━━ Provided entries ━━

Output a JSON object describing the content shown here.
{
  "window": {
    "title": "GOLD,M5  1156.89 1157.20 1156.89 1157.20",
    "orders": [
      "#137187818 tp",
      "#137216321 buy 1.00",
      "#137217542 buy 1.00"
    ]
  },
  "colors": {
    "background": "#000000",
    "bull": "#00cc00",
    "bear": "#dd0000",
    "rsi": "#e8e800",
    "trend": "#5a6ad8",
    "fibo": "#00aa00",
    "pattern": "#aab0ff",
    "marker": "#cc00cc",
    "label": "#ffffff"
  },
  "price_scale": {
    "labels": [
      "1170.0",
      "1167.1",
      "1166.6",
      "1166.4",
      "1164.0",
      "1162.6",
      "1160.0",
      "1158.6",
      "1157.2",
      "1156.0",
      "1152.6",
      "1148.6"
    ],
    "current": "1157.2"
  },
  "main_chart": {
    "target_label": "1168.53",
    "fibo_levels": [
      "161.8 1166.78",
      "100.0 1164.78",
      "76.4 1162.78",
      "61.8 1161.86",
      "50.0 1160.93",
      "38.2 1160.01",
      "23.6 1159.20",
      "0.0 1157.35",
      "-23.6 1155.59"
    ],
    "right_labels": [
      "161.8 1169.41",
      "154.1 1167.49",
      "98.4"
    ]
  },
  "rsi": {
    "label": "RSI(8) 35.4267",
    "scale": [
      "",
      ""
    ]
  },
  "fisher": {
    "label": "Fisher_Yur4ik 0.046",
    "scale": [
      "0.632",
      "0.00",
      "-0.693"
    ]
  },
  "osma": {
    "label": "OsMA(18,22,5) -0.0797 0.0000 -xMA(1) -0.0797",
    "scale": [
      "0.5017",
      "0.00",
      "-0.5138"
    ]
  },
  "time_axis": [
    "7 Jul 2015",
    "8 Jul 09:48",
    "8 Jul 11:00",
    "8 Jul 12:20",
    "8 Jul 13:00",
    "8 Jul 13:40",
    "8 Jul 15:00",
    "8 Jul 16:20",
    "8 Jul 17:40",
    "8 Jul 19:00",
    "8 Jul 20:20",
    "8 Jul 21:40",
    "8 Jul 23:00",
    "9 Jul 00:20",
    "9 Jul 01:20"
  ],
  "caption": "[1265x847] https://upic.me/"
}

━━━

[Task brief]
Retype all the records, matching them exactly.

[Full solution]
Output a JSON object describing the content shown here.
{
  "window": {
    "title": "GOLD,M5  1156.89 1157.20 1156.89 1157.20",
    "orders": [
      "#137187818 tp",
      "#137216321 buy 1.00",
      "#137217542 buy 1.00"
    ]
  },
  "colors": {
    "background": "#000000",
    "bull": "#00cc00",
    "bear": "#dd0000",
    "rsi": "#e8e800",
    "trend": "#5a6ad8",
    "fibo": "#00aa00",
    "pattern": "#aab0ff",
    "marker": "#cc00cc",
    "label": "#ffffff"
  },
  "price_scale": {
    "labels": [
      "1170.0",
      "1167.1",
      "1166.6",
      "1166.4",
      "1164.0",
      "1162.6",
      "1160.0",
      "1158.6",
      "1157.2",
      "1156.0",
      "1152.6",
      "1148.6"
    ],
    "current": "1157.2"
  },
  "main_chart": {
    "target_label": "1168.53",
    "fibo_levels": [
      "161.8 1166.78",
      "100.0 1164.78",
      "76.4 1162.78",
      "61.8 1161.86",
      "50.0 1160.93",
      "38.2 1160.01",
      "23.6 1159.20",
      "0.0 1157.35",
      "-23.6 1155.59"
    ],
    "right_labels": [
      "161.8 1169.41",
      "154.1 1167.49",
      "98.4"
    ]
  },
  "rsi": {
    "label": "RSI(8) 35.4267",
    "scale": [
      "",
      ""
    ]
  },
  "fisher": {
    "label": "Fisher_Yur4ik 0.046",
    "scale": [
      "0.632",
      "0.00",
      "-0.693"
    ]
  },
  "osma": {
    "label": "OsMA(18,22,5) -0.0797 0.0000 -xMA(1) -0.0797",
    "scale": [
      "0.5017",
      "0.00",
      "-0.5138"
    ]
  },
  "time_axis": [
    "7 Jul 2015",
    "8 Jul 09:48",
    "8 Jul 11:00",
    "8 Jul 12:20",
    "8 Jul 13:00",
    "8 Jul 13:40",
    "8 Jul 15:00",
    "8 Jul 16:20",
    "8 Jul 17:40",
    "8 Jul 19:00",
    "8 Jul 20:20",
    "8 Jul 21:40",
    "8 Jul 23:00",
    "9 Jul 00:20",
    "9 Jul 01:20"
  ],
  "caption": "[1265x847] https://upic.me/"
}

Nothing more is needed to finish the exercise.